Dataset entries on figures
>>>

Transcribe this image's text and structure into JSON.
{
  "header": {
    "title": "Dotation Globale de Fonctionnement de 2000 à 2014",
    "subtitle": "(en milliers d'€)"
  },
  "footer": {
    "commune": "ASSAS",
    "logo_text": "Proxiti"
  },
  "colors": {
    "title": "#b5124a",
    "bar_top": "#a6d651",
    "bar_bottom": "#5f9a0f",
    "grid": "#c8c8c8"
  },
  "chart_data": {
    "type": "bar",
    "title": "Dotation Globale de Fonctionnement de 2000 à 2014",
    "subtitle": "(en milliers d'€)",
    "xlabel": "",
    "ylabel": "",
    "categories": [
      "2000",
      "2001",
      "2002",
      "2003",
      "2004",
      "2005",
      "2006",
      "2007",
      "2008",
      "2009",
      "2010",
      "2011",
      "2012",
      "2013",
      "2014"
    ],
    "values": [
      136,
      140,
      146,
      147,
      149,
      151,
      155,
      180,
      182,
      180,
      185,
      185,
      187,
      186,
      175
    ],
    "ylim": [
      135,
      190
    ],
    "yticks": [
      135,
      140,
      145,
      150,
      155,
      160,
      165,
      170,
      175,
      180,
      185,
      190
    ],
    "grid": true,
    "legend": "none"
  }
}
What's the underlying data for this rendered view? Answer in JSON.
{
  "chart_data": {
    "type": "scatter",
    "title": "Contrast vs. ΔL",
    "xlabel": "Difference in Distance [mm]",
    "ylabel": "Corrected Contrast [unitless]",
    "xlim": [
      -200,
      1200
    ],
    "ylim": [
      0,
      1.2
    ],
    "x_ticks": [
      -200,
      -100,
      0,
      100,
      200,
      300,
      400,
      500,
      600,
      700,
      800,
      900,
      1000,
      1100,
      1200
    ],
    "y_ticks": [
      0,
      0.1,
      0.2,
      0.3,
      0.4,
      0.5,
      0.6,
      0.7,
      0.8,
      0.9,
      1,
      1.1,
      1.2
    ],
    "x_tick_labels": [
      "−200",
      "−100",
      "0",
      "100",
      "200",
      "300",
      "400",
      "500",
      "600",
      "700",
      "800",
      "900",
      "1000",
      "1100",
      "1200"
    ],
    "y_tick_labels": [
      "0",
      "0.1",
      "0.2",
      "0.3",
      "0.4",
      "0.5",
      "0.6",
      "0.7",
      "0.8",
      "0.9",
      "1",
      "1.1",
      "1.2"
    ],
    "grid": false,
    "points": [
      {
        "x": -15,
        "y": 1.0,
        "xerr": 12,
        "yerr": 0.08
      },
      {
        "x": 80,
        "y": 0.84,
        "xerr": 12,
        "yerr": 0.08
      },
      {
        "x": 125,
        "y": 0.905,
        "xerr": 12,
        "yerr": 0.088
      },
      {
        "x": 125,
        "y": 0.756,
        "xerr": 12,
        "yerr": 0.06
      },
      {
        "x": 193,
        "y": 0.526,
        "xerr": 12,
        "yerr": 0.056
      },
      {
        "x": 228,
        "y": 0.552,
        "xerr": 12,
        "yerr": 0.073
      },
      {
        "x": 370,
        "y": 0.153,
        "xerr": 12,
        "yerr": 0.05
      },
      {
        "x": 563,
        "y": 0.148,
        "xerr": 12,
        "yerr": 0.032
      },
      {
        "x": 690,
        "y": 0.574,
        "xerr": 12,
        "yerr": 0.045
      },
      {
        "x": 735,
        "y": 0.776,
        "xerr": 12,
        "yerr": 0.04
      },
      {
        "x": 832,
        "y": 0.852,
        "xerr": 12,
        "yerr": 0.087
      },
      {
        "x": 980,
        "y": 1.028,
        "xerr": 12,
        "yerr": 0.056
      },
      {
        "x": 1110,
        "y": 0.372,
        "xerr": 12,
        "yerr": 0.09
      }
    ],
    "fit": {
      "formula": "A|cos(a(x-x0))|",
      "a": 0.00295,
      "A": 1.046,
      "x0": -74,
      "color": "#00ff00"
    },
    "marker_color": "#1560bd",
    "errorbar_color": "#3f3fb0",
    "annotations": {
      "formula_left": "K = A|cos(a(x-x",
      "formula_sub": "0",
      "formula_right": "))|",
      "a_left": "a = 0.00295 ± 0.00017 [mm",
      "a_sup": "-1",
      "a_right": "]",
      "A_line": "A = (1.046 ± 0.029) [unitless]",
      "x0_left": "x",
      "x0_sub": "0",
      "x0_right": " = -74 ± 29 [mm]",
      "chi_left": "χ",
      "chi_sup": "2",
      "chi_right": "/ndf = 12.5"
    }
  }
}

<<<

Using the listing, copy every line where the word "milliers" shows up.

■ Correct result
    "subtitle": "(en milliers d'€)"
    "subtitle": "(en milliers d'€)",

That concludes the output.